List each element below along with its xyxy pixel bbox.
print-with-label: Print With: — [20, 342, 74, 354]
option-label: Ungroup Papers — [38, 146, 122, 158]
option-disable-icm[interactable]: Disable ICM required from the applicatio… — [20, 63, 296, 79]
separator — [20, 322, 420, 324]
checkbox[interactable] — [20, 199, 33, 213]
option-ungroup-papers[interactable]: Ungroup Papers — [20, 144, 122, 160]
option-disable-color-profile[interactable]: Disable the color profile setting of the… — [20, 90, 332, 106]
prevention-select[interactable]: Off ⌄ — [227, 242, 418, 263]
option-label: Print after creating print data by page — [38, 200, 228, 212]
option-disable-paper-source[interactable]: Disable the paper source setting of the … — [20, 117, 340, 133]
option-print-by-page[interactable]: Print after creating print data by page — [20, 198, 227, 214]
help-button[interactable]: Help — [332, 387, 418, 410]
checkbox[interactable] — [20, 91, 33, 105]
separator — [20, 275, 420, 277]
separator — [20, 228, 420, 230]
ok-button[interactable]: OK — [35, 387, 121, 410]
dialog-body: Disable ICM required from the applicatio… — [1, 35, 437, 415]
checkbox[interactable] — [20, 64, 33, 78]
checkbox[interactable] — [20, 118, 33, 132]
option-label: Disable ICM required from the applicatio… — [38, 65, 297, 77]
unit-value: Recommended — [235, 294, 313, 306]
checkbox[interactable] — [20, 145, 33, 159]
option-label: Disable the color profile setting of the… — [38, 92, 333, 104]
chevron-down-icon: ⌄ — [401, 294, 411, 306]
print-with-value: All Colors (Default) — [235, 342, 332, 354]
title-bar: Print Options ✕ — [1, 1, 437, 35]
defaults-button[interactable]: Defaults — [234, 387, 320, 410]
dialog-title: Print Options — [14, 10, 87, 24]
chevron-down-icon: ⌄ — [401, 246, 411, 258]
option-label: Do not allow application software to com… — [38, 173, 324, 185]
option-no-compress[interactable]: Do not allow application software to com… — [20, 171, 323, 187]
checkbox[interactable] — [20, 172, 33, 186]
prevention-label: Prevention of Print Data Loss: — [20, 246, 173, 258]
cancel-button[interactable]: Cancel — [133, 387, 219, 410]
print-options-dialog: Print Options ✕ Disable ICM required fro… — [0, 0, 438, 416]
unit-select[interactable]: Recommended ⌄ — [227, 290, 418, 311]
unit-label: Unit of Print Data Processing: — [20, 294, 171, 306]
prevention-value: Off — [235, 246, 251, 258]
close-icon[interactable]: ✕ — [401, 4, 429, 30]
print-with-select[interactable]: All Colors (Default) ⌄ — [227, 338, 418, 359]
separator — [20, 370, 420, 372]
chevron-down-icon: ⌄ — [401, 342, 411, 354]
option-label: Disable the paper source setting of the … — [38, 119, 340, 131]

________________________________________

> **Stated exercise**: Copy out the material from its first line through the line containing "separator — [20, 228, 420, 230]", keeping every line as it appears, both ends included.

> **Answer to this task**:
List each element below along with its xyxy pixel bbox.
print-with-label: Print With: — [20, 342, 74, 354]
option-label: Ungroup Papers — [38, 146, 122, 158]
option-disable-icm[interactable]: Disable ICM required from the applicatio… — [20, 63, 296, 79]
separator — [20, 322, 420, 324]
checkbox[interactable] — [20, 199, 33, 213]
option-ungroup-papers[interactable]: Ungroup Papers — [20, 144, 122, 160]
option-disable-color-profile[interactable]: Disable the color profile setting of the… — [20, 90, 332, 106]
prevention-select[interactable]: Off ⌄ — [227, 242, 418, 263]
option-label: Print after creating print data by page — [38, 200, 228, 212]
option-disable-paper-source[interactable]: Disable the paper source setting of the … — [20, 117, 340, 133]
option-print-by-page[interactable]: Print after creating print data by page — [20, 198, 227, 214]
help-button[interactable]: Help — [332, 387, 418, 410]
checkbox[interactable] — [20, 91, 33, 105]
separator — [20, 275, 420, 277]
separator — [20, 228, 420, 230]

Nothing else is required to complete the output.